╭─ DATASET ROWS

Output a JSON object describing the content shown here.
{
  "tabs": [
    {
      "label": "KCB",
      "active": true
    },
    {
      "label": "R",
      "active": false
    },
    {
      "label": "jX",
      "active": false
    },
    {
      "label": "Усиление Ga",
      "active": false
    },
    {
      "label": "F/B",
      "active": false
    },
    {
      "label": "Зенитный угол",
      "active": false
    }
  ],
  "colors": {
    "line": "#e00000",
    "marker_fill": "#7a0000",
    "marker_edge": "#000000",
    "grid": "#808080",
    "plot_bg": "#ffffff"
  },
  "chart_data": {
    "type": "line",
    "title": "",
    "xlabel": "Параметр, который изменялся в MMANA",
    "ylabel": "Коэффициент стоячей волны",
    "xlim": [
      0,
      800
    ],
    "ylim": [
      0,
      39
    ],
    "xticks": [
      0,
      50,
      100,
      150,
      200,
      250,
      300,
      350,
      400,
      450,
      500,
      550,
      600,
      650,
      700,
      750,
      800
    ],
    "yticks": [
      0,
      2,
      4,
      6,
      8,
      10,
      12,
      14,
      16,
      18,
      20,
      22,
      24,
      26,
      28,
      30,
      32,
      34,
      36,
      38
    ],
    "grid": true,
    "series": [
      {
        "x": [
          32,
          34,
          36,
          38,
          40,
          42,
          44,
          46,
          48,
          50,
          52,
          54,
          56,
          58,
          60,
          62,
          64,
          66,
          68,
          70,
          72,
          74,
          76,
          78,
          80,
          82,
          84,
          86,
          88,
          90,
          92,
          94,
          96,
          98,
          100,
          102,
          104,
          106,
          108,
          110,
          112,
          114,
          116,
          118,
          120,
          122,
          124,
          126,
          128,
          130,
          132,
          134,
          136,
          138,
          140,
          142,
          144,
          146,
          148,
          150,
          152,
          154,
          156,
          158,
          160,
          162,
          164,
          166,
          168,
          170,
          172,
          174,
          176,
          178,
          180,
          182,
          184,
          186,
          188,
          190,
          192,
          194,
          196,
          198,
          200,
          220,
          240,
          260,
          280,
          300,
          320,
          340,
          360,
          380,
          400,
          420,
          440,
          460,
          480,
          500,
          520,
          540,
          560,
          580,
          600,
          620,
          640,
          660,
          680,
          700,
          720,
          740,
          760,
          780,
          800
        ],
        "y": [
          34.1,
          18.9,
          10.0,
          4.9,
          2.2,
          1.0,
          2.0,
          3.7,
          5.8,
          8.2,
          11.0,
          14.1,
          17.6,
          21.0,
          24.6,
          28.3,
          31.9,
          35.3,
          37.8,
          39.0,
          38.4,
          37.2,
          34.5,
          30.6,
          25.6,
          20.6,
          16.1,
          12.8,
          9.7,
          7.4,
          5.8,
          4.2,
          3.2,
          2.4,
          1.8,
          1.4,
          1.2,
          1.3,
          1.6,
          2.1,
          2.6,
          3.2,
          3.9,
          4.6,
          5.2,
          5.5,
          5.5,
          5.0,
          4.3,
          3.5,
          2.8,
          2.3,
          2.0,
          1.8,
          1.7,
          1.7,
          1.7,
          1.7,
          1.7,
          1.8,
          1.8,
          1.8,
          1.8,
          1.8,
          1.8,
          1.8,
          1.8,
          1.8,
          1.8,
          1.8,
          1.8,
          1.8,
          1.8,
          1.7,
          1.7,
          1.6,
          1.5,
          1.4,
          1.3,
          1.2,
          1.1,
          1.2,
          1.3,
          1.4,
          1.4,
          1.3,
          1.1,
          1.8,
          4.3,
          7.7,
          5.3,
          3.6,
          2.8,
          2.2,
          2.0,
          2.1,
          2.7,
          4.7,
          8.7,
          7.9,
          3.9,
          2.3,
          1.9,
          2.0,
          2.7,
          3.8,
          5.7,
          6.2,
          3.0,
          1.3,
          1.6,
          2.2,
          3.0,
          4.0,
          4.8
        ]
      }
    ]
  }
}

╰─
╭─ DATASET ROWS

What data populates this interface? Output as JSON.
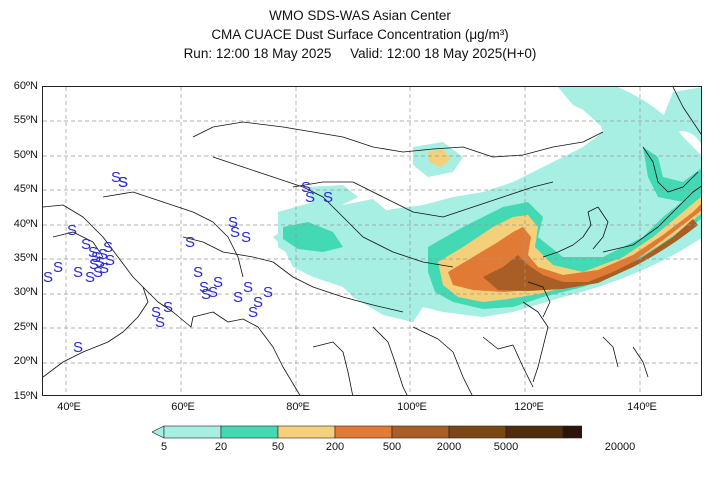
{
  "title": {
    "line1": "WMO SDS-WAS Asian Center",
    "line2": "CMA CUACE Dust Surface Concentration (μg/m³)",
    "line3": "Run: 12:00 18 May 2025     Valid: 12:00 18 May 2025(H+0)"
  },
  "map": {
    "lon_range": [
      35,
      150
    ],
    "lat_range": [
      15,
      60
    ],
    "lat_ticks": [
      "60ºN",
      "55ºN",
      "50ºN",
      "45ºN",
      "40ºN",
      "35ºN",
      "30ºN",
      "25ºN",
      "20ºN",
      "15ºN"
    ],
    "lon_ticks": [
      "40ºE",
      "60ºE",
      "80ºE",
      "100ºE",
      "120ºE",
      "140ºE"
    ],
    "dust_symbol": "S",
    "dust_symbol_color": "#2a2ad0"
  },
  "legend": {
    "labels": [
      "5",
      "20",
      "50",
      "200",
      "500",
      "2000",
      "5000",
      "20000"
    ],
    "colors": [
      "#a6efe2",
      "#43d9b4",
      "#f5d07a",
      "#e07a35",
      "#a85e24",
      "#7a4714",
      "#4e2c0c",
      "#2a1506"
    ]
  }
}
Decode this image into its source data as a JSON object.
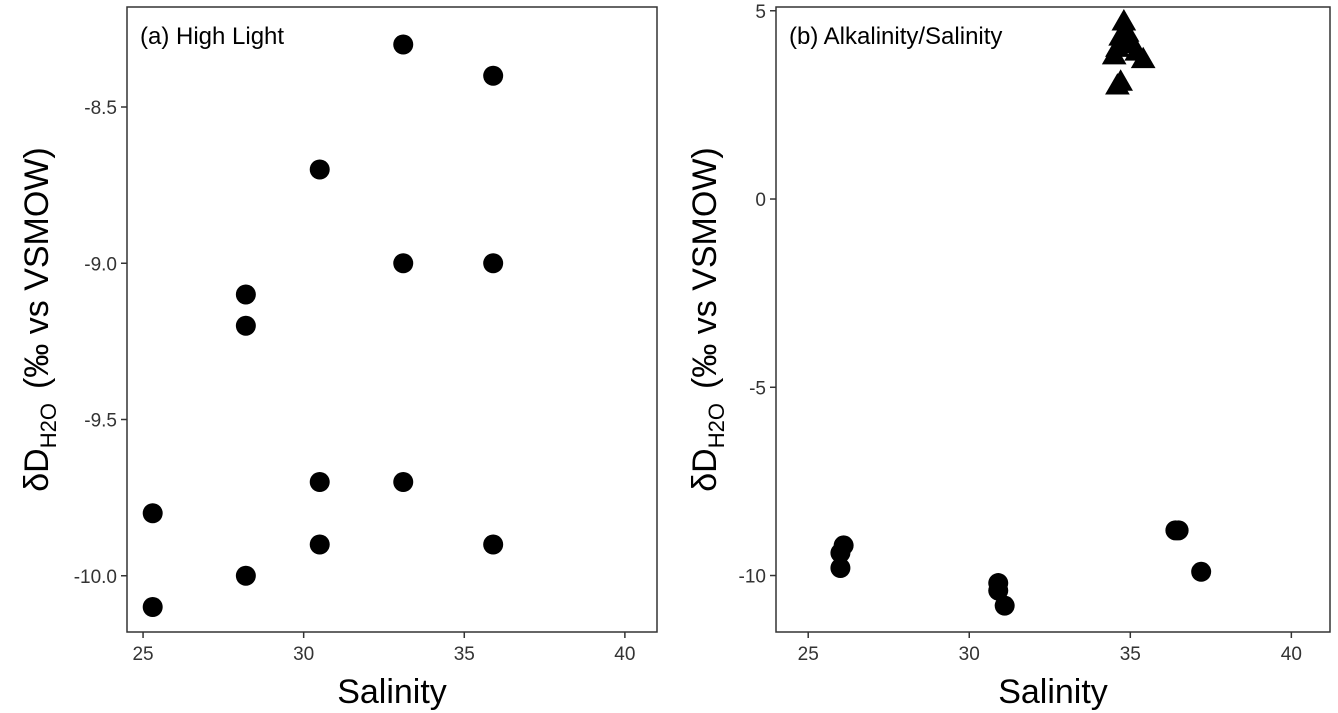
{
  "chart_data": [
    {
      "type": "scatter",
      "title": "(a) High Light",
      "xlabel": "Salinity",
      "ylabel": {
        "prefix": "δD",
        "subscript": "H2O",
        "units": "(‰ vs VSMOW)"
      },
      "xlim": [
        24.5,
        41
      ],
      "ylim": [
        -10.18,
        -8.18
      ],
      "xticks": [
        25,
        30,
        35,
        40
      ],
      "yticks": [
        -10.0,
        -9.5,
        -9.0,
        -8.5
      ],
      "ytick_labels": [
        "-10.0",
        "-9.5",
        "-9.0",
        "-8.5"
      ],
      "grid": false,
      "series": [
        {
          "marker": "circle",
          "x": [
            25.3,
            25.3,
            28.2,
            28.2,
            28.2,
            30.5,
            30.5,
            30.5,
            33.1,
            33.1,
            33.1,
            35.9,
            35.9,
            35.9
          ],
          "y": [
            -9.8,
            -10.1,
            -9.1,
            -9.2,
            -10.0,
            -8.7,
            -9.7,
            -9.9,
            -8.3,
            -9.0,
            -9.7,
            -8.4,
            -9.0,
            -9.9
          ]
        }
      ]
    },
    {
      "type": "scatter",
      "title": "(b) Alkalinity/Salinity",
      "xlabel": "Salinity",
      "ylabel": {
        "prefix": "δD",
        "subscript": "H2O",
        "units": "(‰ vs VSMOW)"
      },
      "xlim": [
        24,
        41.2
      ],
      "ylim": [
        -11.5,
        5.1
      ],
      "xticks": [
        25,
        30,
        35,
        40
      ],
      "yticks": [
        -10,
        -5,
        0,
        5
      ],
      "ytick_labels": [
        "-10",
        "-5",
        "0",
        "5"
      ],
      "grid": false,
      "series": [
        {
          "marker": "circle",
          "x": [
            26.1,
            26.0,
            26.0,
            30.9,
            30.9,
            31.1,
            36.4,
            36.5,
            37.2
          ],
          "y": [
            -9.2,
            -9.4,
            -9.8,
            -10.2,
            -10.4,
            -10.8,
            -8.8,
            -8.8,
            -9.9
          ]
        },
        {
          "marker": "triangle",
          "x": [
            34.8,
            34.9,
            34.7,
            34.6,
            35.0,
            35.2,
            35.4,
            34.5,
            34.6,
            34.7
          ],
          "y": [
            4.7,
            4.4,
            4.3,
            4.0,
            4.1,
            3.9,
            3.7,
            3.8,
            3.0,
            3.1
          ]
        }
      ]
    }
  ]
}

╰─

SET EXERCISE >>
Identify all lines in the records above with the word "this".

EXPECTED ANSWER >>
What data populates this interface? Output as JSON.
Decode this image into its source data as a JSON object.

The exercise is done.